== Exercise requirements ==
Pictures do not belong in the copy; restate the records below word for word.

== Extracted material ==
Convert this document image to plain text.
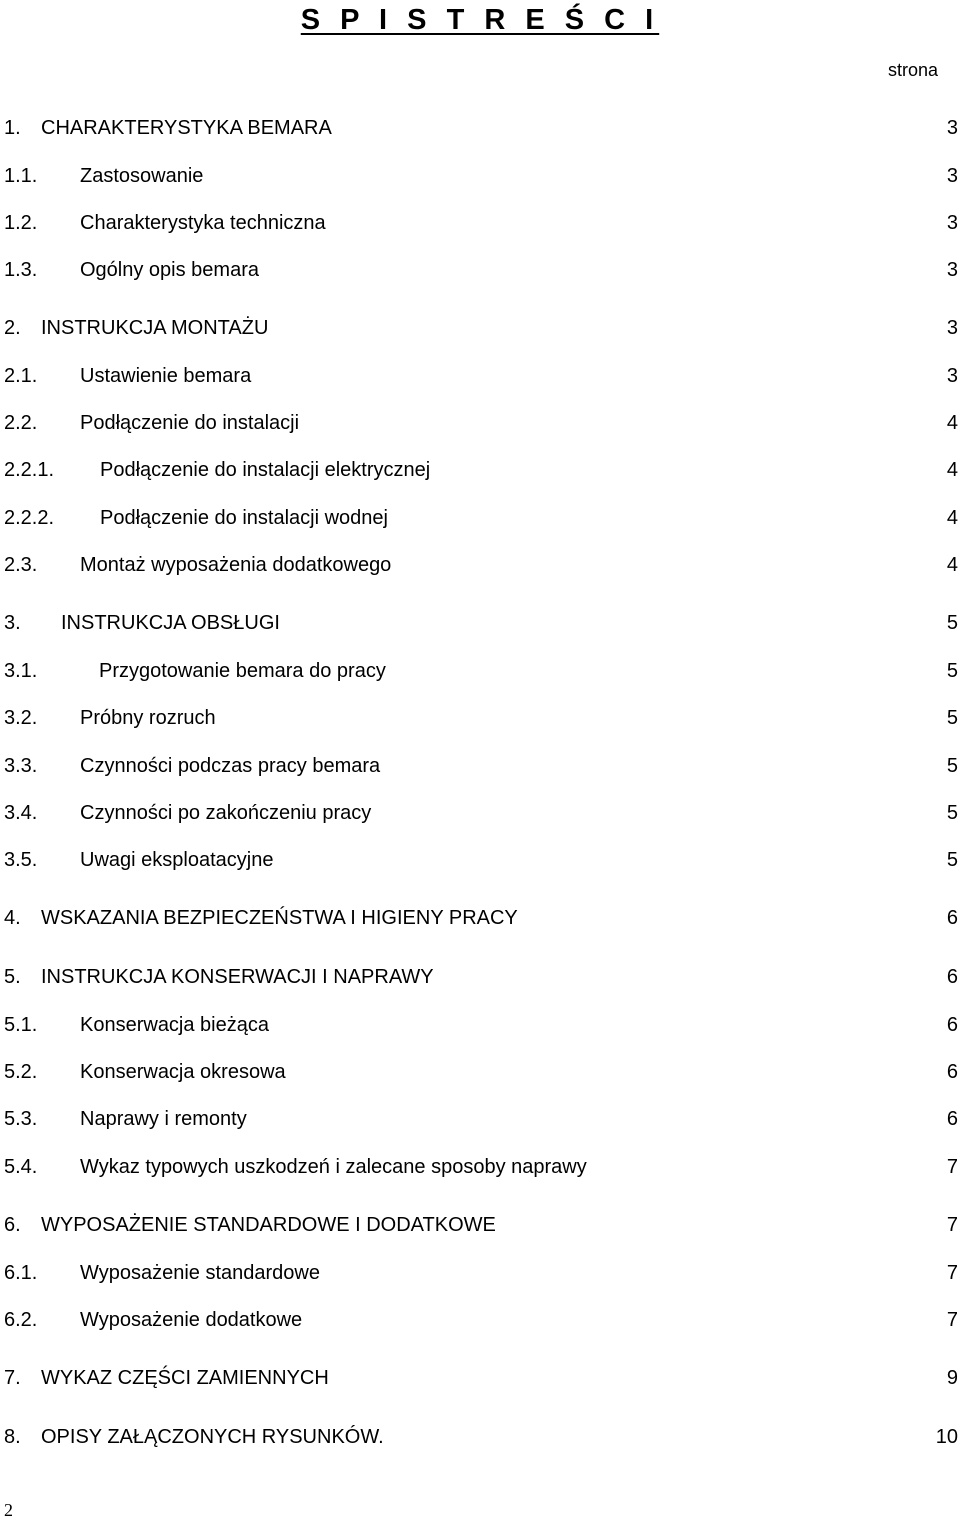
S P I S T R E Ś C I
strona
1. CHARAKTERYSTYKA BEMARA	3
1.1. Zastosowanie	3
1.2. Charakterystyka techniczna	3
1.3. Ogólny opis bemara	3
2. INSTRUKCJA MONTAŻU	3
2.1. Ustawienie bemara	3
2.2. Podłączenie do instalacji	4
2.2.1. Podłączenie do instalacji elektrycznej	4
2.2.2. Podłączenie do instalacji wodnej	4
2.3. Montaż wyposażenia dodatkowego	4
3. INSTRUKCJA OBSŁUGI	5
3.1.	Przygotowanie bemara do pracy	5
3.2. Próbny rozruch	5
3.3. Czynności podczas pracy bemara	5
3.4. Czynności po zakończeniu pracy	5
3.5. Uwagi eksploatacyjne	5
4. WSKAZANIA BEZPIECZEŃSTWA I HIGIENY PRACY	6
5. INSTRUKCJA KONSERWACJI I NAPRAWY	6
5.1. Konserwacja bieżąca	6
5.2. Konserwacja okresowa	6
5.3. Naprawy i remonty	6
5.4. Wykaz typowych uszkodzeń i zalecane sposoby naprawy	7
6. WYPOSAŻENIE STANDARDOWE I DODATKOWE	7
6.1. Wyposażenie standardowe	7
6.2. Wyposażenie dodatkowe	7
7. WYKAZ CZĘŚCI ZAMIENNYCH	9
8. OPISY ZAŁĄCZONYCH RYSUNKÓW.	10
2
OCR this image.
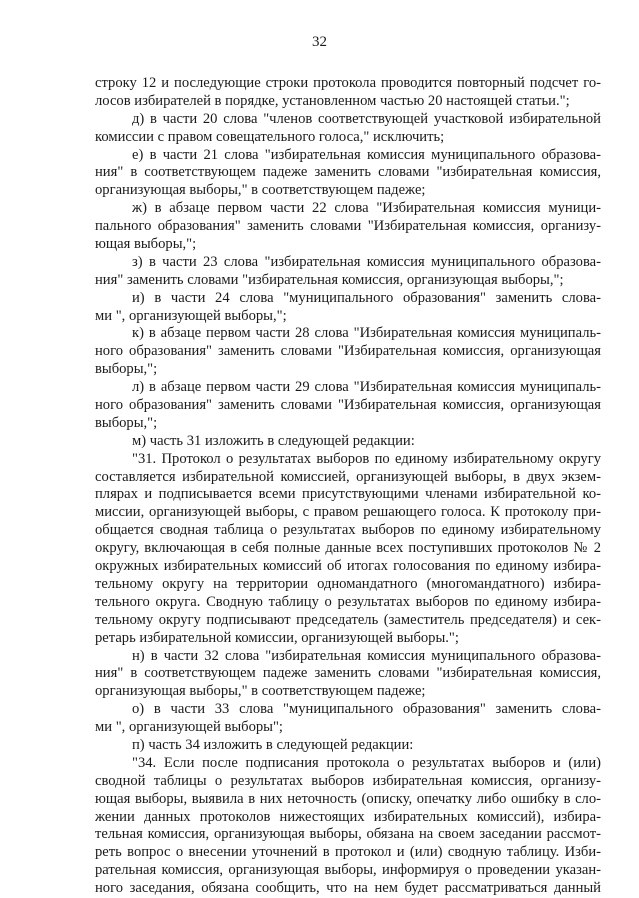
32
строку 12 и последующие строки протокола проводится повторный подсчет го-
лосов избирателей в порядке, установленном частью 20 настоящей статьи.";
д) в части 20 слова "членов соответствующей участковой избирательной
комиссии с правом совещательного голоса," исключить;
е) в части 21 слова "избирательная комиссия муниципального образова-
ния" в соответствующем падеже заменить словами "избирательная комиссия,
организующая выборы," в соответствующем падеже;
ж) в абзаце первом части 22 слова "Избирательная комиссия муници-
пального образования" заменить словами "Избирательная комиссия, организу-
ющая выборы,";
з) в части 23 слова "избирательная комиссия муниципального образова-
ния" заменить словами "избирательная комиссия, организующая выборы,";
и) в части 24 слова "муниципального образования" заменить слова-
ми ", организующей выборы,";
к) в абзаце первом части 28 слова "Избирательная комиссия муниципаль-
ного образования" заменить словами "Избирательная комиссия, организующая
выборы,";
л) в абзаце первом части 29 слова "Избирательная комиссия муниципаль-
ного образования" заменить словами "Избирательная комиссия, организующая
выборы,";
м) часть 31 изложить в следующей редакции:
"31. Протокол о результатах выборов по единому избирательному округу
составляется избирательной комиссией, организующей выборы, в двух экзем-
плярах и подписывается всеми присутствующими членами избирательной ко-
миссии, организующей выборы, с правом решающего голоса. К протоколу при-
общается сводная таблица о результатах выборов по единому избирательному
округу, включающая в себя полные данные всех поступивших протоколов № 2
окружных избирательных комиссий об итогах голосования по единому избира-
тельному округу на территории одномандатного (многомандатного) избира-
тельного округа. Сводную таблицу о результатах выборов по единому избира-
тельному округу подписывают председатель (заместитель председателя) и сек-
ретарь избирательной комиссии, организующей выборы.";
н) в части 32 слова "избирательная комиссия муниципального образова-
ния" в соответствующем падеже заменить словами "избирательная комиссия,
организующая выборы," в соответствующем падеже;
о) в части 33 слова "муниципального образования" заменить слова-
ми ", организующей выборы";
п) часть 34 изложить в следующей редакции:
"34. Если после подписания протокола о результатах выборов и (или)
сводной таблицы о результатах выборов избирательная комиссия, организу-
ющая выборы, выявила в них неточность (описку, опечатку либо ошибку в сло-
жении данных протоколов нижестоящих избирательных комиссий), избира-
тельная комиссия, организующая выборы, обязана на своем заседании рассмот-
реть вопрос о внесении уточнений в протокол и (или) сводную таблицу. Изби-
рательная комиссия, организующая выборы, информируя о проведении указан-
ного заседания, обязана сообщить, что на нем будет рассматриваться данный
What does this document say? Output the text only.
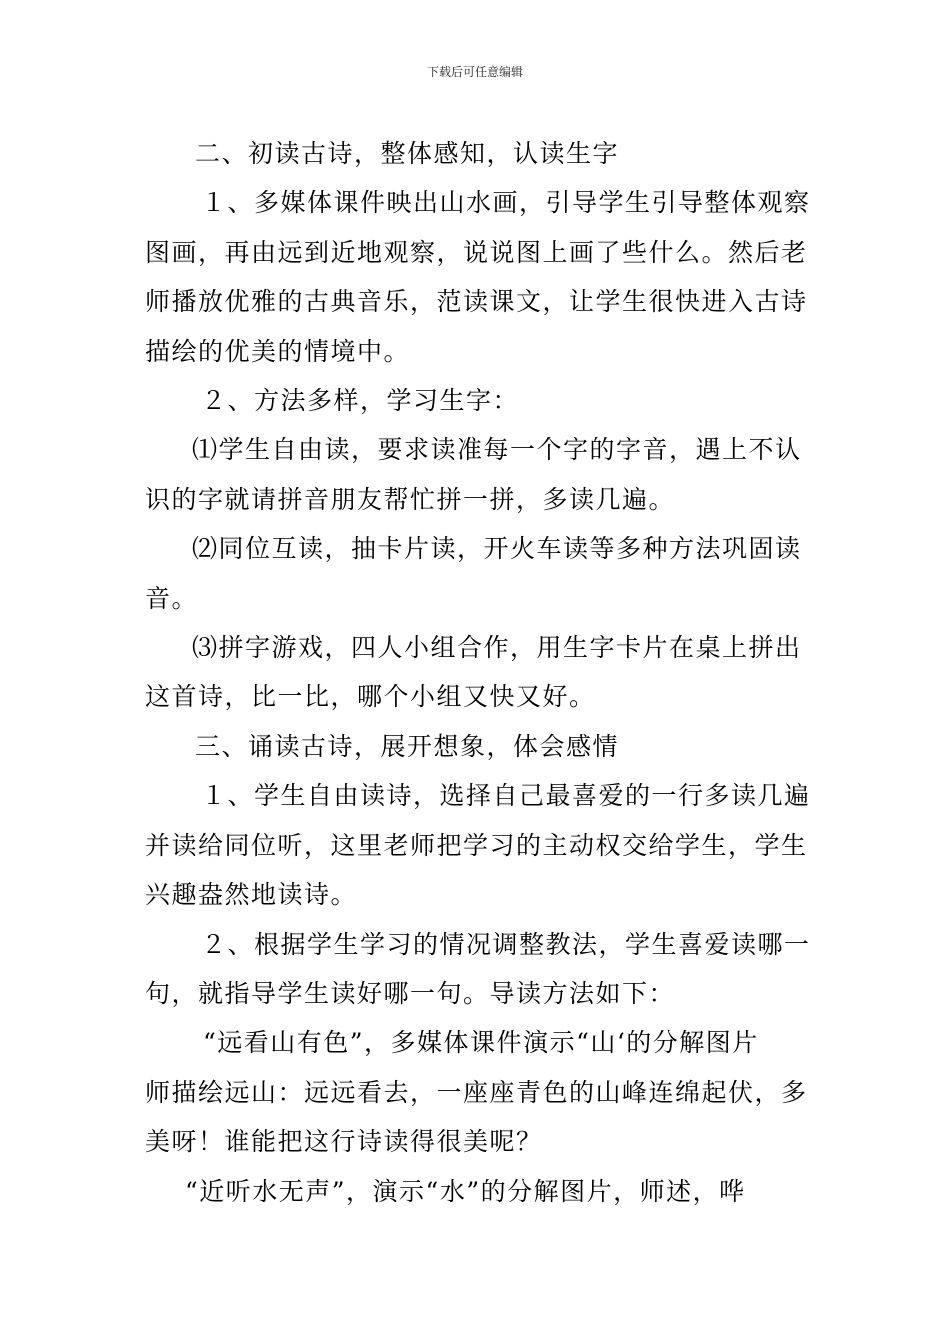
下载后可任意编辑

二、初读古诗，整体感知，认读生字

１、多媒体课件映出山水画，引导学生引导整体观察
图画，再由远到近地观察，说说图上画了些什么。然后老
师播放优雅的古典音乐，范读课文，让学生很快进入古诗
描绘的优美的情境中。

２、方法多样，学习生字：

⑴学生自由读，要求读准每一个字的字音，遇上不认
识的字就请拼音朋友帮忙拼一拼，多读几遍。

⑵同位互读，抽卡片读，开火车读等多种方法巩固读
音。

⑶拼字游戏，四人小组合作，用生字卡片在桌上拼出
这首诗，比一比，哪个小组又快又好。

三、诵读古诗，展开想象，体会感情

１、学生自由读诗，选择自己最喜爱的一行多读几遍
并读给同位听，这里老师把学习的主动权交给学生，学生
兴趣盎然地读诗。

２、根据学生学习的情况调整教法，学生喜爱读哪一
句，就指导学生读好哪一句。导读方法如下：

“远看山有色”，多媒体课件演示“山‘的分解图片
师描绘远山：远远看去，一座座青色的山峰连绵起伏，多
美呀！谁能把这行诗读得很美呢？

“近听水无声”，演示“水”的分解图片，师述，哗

== Completed exercise ==
Convert this document image to plain text.
S P I S T R E Ś C I
strona
1. CHARAKTERYSTYKA BEMARA	3
1.1. Zastosowanie	3
1.2. Charakterystyka techniczna	3
1.3. Ogólny opis bemara	3
2. INSTRUKCJA MONTAŻU	3
2.1. Ustawienie bemara	3
2.2. Podłączenie do instalacji	4
2.2.1. Podłączenie do instalacji elektrycznej	4
2.2.2. Podłączenie do instalacji wodnej	4
2.3. Montaż wyposażenia dodatkowego	4
3. INSTRUKCJA OBSŁUGI	5
3.1.	Przygotowanie bemara do pracy	5
3.2. Próbny rozruch	5
3.3. Czynności podczas pracy bemara	5
3.4. Czynności po zakończeniu pracy	5
3.5. Uwagi eksploatacyjne	5
4. WSKAZANIA BEZPIECZEŃSTWA I HIGIENY PRACY	6
5. INSTRUKCJA KONSERWACJI I NAPRAWY	6
5.1. Konserwacja bieżąca	6
5.2. Konserwacja okresowa	6
5.3. Naprawy i remonty	6
5.4. Wykaz typowych uszkodzeń i zalecane sposoby naprawy	7
6. WYPOSAŻENIE STANDARDOWE I DODATKOWE	7
6.1. Wyposażenie standardowe	7
6.2. Wyposażenie dodatkowe	7
7. WYKAZ CZĘŚCI ZAMIENNYCH	9
8. OPISY ZAŁĄCZONYCH RYSUNKÓW.	10
2
OCR this image.
32
строку 12 и последующие строки протокола проводится повторный подсчет го-
лосов избирателей в порядке, установленном частью 20 настоящей статьи.";
д) в части 20 слова "членов соответствующей участковой избирательной
комиссии с правом совещательного голоса," исключить;
е) в части 21 слова "избирательная комиссия муниципального образова-
ния" в соответствующем падеже заменить словами "избирательная комиссия,
организующая выборы," в соответствующем падеже;
ж) в абзаце первом части 22 слова "Избирательная комиссия муници-
пального образования" заменить словами "Избирательная комиссия, организу-
ющая выборы,";
з) в части 23 слова "избирательная комиссия муниципального образова-
ния" заменить словами "избирательная комиссия, организующая выборы,";
и) в части 24 слова "муниципального образования" заменить слова-
ми ", организующей выборы,";
к) в абзаце первом части 28 слова "Избирательная комиссия муниципаль-
ного образования" заменить словами "Избирательная комиссия, организующая
выборы,";
л) в абзаце первом части 29 слова "Избирательная комиссия муниципаль-
ного образования" заменить словами "Избирательная комиссия, организующая
выборы,";
м) часть 31 изложить в следующей редакции:
"31. Протокол о результатах выборов по единому избирательному округу
составляется избирательной комиссией, организующей выборы, в двух экзем-
плярах и подписывается всеми присутствующими членами избирательной ко-
миссии, организующей выборы, с правом решающего голоса. К протоколу при-
общается сводная таблица о результатах выборов по единому избирательному
округу, включающая в себя полные данные всех поступивших протоколов № 2
окружных избирательных комиссий об итогах голосования по единому избира-
тельному округу на территории одномандатного (многомандатного) избира-
тельного округа. Сводную таблицу о результатах выборов по единому избира-
тельному округу подписывают председатель (заместитель председателя) и сек-
ретарь избирательной комиссии, организующей выборы.";
н) в части 32 слова "избирательная комиссия муниципального образова-
ния" в соответствующем падеже заменить словами "избирательная комиссия,
организующая выборы," в соответствующем падеже;
о) в части 33 слова "муниципального образования" заменить слова-
ми ", организующей выборы";
п) часть 34 изложить в следующей редакции:
"34. Если после подписания протокола о результатах выборов и (или)
сводной таблицы о результатах выборов избирательная комиссия, организу-
ющая выборы, выявила в них неточность (описку, опечатку либо ошибку в сло-
жении данных протоколов нижестоящих избирательных комиссий), избира-
тельная комиссия, организующая выборы, обязана на своем заседании рассмот-
реть вопрос о внесении уточнений в протокол и (или) сводную таблицу. Изби-
рательная комиссия, организующая выборы, информируя о проведении указан-
ного заседания, обязана сообщить, что на нем будет рассматриваться данный
What does this document say? Output the text only.
下载后可任意编辑

二、初读古诗，整体感知，认读生字

１、多媒体课件映出山水画，引导学生引导整体观察
图画，再由远到近地观察，说说图上画了些什么。然后老
师播放优雅的古典音乐，范读课文，让学生很快进入古诗
描绘的优美的情境中。

２、方法多样，学习生字：

⑴学生自由读，要求读准每一个字的字音，遇上不认
识的字就请拼音朋友帮忙拼一拼，多读几遍。

⑵同位互读，抽卡片读，开火车读等多种方法巩固读
音。

⑶拼字游戏，四人小组合作，用生字卡片在桌上拼出
这首诗，比一比，哪个小组又快又好。

三、诵读古诗，展开想象，体会感情

１、学生自由读诗，选择自己最喜爱的一行多读几遍
并读给同位听，这里老师把学习的主动权交给学生，学生
兴趣盎然地读诗。

２、根据学生学习的情况调整教法，学生喜爱读哪一
句，就指导学生读好哪一句。导读方法如下：

“远看山有色”，多媒体课件演示“山‘的分解图片
师描绘远山：远远看去，一座座青色的山峰连绵起伏，多
美呀！谁能把这行诗读得很美呢？

“近听水无声”，演示“水”的分解图片，师述，哗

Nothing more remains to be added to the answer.